--- Start ---
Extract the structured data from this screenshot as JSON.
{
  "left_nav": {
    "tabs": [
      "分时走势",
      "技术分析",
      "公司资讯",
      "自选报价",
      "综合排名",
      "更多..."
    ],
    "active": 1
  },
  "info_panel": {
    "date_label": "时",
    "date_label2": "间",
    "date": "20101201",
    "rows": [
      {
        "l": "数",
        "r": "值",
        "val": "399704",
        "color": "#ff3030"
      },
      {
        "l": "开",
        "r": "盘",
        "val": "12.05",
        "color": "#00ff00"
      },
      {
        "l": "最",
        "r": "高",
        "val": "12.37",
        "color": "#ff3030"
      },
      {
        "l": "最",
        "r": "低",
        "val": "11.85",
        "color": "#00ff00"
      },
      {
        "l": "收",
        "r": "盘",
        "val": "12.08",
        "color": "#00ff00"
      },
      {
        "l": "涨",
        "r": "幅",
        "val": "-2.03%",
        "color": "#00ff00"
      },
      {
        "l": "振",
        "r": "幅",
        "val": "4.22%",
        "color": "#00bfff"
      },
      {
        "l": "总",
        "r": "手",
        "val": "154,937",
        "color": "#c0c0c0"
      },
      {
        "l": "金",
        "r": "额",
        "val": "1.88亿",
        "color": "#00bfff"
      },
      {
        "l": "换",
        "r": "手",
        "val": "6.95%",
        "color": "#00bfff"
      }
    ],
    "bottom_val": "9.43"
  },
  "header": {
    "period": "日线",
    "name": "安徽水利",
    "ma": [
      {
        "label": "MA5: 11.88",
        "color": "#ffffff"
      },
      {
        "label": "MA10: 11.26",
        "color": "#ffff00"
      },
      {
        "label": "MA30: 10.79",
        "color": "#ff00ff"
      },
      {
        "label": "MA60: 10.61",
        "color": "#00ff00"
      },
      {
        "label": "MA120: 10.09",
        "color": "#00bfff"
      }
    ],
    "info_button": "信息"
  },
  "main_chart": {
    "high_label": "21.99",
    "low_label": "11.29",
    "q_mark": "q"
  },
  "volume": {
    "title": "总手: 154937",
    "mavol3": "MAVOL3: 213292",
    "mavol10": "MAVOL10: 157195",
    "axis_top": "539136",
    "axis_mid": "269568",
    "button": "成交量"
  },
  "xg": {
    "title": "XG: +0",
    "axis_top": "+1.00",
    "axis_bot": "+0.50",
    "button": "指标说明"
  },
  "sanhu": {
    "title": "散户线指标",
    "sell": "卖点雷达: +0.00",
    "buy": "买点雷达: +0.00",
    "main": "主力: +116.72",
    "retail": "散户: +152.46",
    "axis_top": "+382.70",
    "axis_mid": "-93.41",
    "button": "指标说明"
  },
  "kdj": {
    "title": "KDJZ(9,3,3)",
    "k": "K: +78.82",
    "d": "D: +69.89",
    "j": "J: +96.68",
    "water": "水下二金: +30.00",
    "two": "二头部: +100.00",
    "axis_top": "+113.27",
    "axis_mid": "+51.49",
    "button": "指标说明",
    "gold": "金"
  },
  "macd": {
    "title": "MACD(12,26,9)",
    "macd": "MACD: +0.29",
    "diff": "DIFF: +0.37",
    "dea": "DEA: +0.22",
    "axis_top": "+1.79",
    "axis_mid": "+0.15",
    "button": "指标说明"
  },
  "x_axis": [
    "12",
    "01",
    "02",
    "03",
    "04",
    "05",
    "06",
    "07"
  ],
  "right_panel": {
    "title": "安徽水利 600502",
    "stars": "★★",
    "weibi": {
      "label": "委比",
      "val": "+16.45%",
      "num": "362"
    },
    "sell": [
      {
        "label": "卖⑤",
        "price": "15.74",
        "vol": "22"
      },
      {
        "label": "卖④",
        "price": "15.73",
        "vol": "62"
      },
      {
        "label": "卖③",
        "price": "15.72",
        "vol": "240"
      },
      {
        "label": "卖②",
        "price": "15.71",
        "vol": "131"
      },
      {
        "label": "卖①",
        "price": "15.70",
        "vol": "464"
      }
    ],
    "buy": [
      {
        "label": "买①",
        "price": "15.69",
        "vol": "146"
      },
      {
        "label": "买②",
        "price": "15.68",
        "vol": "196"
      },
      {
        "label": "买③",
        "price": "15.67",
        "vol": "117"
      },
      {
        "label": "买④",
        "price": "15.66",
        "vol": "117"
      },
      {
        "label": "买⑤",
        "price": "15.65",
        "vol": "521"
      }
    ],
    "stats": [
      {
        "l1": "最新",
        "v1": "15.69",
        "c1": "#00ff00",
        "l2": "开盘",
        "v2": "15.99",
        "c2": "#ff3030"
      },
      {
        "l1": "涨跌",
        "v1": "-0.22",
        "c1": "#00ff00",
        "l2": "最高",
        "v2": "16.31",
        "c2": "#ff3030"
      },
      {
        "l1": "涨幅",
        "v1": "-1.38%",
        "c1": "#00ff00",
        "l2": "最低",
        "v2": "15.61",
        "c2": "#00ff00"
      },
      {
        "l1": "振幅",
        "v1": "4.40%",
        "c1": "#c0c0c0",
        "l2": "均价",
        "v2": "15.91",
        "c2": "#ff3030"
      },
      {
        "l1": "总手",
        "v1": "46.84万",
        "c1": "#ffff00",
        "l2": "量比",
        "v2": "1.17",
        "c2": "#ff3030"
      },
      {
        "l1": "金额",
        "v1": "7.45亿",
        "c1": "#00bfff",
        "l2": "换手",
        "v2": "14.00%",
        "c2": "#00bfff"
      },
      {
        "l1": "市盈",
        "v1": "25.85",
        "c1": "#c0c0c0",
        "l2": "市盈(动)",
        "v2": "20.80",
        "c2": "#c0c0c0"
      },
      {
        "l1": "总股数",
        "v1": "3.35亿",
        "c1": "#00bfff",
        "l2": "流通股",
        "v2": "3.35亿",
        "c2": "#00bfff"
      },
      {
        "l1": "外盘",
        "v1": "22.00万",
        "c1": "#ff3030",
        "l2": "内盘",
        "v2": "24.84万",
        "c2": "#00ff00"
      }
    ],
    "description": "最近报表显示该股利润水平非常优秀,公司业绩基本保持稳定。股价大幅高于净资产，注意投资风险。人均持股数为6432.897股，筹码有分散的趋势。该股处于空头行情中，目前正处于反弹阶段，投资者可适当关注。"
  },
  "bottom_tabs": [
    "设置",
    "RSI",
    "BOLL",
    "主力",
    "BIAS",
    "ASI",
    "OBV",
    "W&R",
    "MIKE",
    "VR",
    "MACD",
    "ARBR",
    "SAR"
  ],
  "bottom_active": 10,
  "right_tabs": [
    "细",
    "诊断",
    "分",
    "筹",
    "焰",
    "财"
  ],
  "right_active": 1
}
--- End ---
▸ **JOB**
Retype the records in full. Keep every line identical to the original.

▸ **SOLUTION**
Extract the structured data from this screenshot as JSON.
{
  "left_nav": {
    "tabs": [
      "分时走势",
      "技术分析",
      "公司资讯",
      "自选报价",
      "综合排名",
      "更多..."
    ],
    "active": 1
  },
  "info_panel": {
    "date_label": "时",
    "date_label2": "间",
    "date": "20101201",
    "rows": [
      {
        "l": "数",
        "r": "值",
        "val": "399704",
        "color": "#ff3030"
      },
      {
        "l": "开",
        "r": "盘",
        "val": "12.05",
        "color": "#00ff00"
      },
      {
        "l": "最",
        "r": "高",
        "val": "12.37",
        "color": "#ff3030"
      },
      {
        "l": "最",
        "r": "低",
        "val": "11.85",
        "color": "#00ff00"
      },
      {
        "l": "收",
        "r": "盘",
        "val": "12.08",
        "color": "#00ff00"
      },
      {
        "l": "涨",
        "r": "幅",
        "val": "-2.03%",
        "color": "#00ff00"
      },
      {
        "l": "振",
        "r": "幅",
        "val": "4.22%",
        "color": "#00bfff"
      },
      {
        "l": "总",
        "r": "手",
        "val": "154,937",
        "color": "#c0c0c0"
      },
      {
        "l": "金",
        "r": "额",
        "val": "1.88亿",
        "color": "#00bfff"
      },
      {
        "l": "换",
        "r": "手",
        "val": "6.95%",
        "color": "#00bfff"
      }
    ],
    "bottom_val": "9.43"
  },
  "header": {
    "period": "日线",
    "name": "安徽水利",
    "ma": [
      {
        "label": "MA5: 11.88",
        "color": "#ffffff"
      },
      {
        "label": "MA10: 11.26",
        "color": "#ffff00"
      },
      {
        "label": "MA30: 10.79",
        "color": "#ff00ff"
      },
      {
        "label": "MA60: 10.61",
        "color": "#00ff00"
      },
      {
        "label": "MA120: 10.09",
        "color": "#00bfff"
      }
    ],
    "info_button": "信息"
  },
  "main_chart": {
    "high_label": "21.99",
    "low_label": "11.29",
    "q_mark": "q"
  },
  "volume": {
    "title": "总手: 154937",
    "mavol3": "MAVOL3: 213292",
    "mavol10": "MAVOL10: 157195",
    "axis_top": "539136",
    "axis_mid": "269568",
    "button": "成交量"
  },
  "xg": {
    "title": "XG: +0",
    "axis_top": "+1.00",
    "axis_bot": "+0.50",
    "button": "指标说明"
  },
  "sanhu": {
    "title": "散户线指标",
    "sell": "卖点雷达: +0.00",
    "buy": "买点雷达: +0.00",
    "main": "主力: +116.72",
    "retail": "散户: +152.46",
    "axis_top": "+382.70",
    "axis_mid": "-93.41",
    "button": "指标说明"
  },
  "kdj": {
    "title": "KDJZ(9,3,3)",
    "k": "K: +78.82",
    "d": "D: +69.89",
    "j": "J: +96.68",
    "water": "水下二金: +30.00",
    "two": "二头部: +100.00",
    "axis_top": "+113.27",
    "axis_mid": "+51.49",
    "button": "指标说明",
    "gold": "金"
  },
  "macd": {
    "title": "MACD(12,26,9)",
    "macd": "MACD: +0.29",
    "diff": "DIFF: +0.37",
    "dea": "DEA: +0.22",
    "axis_top": "+1.79",
    "axis_mid": "+0.15",
    "button": "指标说明"
  },
  "x_axis": [
    "12",
    "01",
    "02",
    "03",
    "04",
    "05",
    "06",
    "07"
  ],
  "right_panel": {
    "title": "安徽水利 600502",
    "stars": "★★",
    "weibi": {
      "label": "委比",
      "val": "+16.45%",
      "num": "362"
    },
    "sell": [
      {
        "label": "卖⑤",
        "price": "15.74",
        "vol": "22"
      },
      {
        "label": "卖④",
        "price": "15.73",
        "vol": "62"
      },
      {
        "label": "卖③",
        "price": "15.72",
        "vol": "240"
      },
      {
        "label": "卖②",
        "price": "15.71",
        "vol": "131"
      },
      {
        "label": "卖①",
        "price": "15.70",
        "vol": "464"
      }
    ],
    "buy": [
      {
        "label": "买①",
        "price": "15.69",
        "vol": "146"
      },
      {
        "label": "买②",
        "price": "15.68",
        "vol": "196"
      },
      {
        "label": "买③",
        "price": "15.67",
        "vol": "117"
      },
      {
        "label": "买④",
        "price": "15.66",
        "vol": "117"
      },
      {
        "label": "买⑤",
        "price": "15.65",
        "vol": "521"
      }
    ],
    "stats": [
      {
        "l1": "最新",
        "v1": "15.69",
        "c1": "#00ff00",
        "l2": "开盘",
        "v2": "15.99",
        "c2": "#ff3030"
      },
      {
        "l1": "涨跌",
        "v1": "-0.22",
        "c1": "#00ff00",
        "l2": "最高",
        "v2": "16.31",
        "c2": "#ff3030"
      },
      {
        "l1": "涨幅",
        "v1": "-1.38%",
        "c1": "#00ff00",
        "l2": "最低",
        "v2": "15.61",
        "c2": "#00ff00"
      },
      {
        "l1": "振幅",
        "v1": "4.40%",
        "c1": "#c0c0c0",
        "l2": "均价",
        "v2": "15.91",
        "c2": "#ff3030"
      },
      {
        "l1": "总手",
        "v1": "46.84万",
        "c1": "#ffff00",
        "l2": "量比",
        "v2": "1.17",
        "c2": "#ff3030"
      },
      {
        "l1": "金额",
        "v1": "7.45亿",
        "c1": "#00bfff",
        "l2": "换手",
        "v2": "14.00%",
        "c2": "#00bfff"
      },
      {
        "l1": "市盈",
        "v1": "25.85",
        "c1": "#c0c0c0",
        "l2": "市盈(动)",
        "v2": "20.80",
        "c2": "#c0c0c0"
      },
      {
        "l1": "总股数",
        "v1": "3.35亿",
        "c1": "#00bfff",
        "l2": "流通股",
        "v2": "3.35亿",
        "c2": "#00bfff"
      },
      {
        "l1": "外盘",
        "v1": "22.00万",
        "c1": "#ff3030",
        "l2": "内盘",
        "v2": "24.84万",
        "c2": "#00ff00"
      }
    ],
    "description": "最近报表显示该股利润水平非常优秀,公司业绩基本保持稳定。股价大幅高于净资产，注意投资风险。人均持股数为6432.897股，筹码有分散的趋势。该股处于空头行情中，目前正处于反弹阶段，投资者可适当关注。"
  },
  "bottom_tabs": [
    "设置",
    "RSI",
    "BOLL",
    "主力",
    "BIAS",
    "ASI",
    "OBV",
    "W&R",
    "MIKE",
    "VR",
    "MACD",
    "ARBR",
    "SAR"
  ],
  "bottom_active": 10,
  "right_tabs": [
    "细",
    "诊断",
    "分",
    "筹",
    "焰",
    "财"
  ],
  "right_active": 1
}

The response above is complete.